> [WHAT IS BEING ASKED]:
Copy each line of the records that contains the word "object".

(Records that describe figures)
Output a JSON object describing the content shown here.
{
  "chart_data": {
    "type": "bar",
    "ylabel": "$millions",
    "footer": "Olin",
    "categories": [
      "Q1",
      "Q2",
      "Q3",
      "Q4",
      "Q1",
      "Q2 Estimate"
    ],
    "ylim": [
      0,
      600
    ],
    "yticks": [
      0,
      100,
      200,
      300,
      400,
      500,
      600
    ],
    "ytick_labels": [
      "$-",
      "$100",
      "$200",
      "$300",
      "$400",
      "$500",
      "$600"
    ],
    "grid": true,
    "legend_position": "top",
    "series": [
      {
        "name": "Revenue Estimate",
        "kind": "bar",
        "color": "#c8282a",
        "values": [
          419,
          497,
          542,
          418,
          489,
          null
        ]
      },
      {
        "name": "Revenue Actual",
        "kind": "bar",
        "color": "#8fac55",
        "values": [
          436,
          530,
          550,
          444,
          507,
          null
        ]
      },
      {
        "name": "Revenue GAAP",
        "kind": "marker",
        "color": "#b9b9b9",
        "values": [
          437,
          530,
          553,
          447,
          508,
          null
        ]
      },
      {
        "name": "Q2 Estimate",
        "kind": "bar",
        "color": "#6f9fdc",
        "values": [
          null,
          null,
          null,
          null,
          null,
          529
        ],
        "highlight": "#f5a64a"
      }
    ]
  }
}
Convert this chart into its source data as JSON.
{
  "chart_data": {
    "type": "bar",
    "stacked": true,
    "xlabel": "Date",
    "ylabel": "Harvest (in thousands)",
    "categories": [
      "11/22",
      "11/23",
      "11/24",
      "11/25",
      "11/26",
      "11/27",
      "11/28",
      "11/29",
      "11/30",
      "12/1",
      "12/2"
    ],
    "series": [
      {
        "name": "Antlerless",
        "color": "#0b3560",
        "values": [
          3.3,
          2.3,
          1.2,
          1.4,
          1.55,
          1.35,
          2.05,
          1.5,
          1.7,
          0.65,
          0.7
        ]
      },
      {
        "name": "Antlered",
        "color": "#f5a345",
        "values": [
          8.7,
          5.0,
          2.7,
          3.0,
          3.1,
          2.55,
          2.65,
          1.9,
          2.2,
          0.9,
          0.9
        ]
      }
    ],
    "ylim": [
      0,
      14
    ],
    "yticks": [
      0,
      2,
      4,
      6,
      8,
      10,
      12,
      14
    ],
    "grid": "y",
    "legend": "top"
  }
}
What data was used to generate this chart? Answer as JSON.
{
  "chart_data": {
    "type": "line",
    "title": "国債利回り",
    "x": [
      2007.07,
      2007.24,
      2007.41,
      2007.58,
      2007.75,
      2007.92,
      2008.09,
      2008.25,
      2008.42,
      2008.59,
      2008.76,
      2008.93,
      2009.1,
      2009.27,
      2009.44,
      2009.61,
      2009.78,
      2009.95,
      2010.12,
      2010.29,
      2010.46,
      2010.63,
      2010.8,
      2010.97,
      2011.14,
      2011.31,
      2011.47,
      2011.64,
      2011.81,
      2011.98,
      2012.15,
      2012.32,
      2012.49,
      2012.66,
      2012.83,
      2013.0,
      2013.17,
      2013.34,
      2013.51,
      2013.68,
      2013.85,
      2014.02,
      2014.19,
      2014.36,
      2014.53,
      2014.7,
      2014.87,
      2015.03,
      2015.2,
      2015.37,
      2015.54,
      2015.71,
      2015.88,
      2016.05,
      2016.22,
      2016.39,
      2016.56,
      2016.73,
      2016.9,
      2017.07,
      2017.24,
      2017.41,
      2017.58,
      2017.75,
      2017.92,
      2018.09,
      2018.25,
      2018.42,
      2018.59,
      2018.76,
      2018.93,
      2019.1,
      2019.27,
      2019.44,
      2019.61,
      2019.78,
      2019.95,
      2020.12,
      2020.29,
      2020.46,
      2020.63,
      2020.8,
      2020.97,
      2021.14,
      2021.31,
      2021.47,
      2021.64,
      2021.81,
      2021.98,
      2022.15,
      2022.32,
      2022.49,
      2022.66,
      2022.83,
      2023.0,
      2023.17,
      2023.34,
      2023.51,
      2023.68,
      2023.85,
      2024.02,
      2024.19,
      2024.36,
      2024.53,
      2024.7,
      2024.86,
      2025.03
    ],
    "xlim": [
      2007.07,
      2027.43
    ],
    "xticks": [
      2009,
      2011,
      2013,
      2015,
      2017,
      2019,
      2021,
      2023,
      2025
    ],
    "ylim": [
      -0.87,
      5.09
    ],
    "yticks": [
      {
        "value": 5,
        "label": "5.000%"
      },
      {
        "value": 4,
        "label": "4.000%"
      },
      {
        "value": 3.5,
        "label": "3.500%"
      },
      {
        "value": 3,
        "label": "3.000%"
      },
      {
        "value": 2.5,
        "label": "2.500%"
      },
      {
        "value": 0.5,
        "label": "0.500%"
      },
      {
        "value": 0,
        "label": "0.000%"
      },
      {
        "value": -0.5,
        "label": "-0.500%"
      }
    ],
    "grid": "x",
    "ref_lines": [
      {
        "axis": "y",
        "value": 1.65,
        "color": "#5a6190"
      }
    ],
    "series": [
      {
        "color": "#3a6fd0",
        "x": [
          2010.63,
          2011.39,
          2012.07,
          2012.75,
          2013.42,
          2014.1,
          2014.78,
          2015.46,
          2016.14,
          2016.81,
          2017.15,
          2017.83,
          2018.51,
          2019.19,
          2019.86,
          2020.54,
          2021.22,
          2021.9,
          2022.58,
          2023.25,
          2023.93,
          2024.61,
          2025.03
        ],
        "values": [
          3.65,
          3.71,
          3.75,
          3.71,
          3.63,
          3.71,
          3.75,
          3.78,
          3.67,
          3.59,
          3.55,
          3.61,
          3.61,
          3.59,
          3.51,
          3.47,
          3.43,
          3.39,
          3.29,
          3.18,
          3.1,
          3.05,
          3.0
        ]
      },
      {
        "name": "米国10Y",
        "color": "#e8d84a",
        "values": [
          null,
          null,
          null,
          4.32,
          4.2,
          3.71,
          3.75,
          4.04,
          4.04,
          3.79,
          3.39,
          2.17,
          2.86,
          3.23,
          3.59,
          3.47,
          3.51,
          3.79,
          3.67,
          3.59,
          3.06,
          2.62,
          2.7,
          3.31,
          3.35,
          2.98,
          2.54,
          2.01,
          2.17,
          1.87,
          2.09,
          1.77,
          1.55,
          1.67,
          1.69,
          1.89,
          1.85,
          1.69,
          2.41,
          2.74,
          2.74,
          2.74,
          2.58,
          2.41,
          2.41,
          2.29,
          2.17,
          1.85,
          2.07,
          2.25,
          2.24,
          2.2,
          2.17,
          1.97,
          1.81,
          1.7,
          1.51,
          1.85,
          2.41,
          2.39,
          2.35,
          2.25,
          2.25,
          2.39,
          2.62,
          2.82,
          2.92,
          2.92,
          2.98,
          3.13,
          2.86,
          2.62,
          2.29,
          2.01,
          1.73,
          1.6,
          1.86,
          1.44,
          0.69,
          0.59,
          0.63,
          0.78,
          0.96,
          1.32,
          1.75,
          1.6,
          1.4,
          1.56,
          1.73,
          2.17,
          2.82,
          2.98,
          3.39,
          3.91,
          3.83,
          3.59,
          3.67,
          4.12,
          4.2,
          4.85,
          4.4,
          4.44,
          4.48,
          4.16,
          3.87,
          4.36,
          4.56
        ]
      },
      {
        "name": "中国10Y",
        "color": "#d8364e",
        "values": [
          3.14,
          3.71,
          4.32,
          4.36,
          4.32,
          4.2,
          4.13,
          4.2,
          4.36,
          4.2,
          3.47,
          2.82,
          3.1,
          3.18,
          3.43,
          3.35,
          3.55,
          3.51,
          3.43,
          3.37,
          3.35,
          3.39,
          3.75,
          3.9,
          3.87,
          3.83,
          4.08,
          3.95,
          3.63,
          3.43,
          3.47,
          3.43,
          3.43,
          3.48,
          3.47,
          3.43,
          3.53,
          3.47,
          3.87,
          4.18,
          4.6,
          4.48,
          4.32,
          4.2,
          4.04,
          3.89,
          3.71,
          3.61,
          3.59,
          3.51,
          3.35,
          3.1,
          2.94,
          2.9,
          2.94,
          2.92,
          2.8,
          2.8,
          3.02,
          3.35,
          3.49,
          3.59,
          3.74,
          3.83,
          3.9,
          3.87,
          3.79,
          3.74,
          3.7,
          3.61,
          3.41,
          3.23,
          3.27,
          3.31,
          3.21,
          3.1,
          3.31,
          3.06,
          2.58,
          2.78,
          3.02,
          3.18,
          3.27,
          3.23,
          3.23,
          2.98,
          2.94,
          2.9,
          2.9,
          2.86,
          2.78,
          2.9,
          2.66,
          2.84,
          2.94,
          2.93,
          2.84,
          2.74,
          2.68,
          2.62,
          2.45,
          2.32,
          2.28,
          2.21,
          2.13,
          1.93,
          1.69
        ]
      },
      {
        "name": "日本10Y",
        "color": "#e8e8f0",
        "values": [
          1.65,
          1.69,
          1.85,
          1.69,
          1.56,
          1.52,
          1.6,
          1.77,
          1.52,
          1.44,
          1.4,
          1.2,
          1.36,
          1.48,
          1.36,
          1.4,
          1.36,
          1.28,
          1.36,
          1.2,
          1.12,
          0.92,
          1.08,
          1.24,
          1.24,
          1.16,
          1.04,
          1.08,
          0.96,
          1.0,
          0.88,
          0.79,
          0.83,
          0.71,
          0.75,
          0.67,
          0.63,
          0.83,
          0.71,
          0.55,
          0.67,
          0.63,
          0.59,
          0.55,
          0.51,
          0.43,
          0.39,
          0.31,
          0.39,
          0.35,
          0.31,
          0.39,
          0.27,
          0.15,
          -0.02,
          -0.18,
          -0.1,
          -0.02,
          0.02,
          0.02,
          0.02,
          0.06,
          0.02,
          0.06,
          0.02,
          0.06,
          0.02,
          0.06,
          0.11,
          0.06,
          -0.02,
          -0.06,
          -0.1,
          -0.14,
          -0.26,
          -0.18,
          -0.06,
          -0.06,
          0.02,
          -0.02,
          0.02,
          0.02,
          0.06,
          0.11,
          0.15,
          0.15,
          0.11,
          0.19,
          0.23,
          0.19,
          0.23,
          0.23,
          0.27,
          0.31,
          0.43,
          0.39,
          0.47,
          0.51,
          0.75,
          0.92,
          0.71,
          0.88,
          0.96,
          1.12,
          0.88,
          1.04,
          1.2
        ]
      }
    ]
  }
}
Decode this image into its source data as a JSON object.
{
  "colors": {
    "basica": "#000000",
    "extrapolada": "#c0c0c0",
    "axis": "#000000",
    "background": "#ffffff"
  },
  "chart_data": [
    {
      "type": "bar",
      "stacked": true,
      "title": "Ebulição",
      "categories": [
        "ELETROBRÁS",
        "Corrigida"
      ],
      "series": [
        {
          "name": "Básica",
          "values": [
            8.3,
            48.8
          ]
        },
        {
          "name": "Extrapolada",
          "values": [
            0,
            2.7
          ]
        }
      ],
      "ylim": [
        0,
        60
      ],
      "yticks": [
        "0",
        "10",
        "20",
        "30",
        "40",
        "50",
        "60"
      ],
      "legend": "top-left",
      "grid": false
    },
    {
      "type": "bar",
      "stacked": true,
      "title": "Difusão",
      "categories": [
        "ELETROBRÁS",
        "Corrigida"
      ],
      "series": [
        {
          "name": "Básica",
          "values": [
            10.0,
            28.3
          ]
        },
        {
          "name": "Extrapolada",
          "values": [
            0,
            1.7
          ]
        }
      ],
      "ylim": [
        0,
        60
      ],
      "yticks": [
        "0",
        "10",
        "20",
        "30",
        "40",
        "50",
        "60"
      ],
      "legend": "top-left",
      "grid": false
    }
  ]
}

> [REPLY]:
Output a JSON object describing the content shown here.
Decode this image into its source data as a JSON object.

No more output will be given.